- **Directive**
Scan the listing and work out how many lines contain the word "الجوار". Nothing but the number should be given.

Data records:
## START
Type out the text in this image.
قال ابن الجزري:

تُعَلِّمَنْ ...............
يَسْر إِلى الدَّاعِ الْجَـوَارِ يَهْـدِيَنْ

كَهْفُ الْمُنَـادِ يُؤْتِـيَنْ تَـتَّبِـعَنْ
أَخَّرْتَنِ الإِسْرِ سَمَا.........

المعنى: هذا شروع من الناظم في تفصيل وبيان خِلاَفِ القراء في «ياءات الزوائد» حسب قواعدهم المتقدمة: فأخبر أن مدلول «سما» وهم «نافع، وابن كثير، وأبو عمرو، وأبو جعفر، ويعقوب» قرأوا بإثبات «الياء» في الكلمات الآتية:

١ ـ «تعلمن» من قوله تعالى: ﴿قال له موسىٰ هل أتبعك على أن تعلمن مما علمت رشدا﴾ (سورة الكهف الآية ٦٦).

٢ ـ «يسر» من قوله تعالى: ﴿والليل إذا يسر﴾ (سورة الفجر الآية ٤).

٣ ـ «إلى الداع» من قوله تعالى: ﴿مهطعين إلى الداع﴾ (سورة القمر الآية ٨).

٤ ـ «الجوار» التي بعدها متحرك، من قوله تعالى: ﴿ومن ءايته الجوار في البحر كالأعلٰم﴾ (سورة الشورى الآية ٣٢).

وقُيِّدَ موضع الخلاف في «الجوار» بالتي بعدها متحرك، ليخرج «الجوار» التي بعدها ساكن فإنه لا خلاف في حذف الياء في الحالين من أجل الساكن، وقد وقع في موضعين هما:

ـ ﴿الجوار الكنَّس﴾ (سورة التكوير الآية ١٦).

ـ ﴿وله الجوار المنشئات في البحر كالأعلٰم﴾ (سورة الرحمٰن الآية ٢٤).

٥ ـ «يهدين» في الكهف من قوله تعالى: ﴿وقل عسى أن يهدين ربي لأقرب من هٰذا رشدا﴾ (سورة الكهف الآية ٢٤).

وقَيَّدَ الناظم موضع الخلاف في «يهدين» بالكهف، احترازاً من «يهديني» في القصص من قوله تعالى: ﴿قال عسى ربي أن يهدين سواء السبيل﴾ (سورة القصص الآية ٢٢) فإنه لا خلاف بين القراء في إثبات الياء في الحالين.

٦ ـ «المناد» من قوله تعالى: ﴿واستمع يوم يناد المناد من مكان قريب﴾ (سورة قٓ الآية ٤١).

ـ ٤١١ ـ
## END
- **Response**
4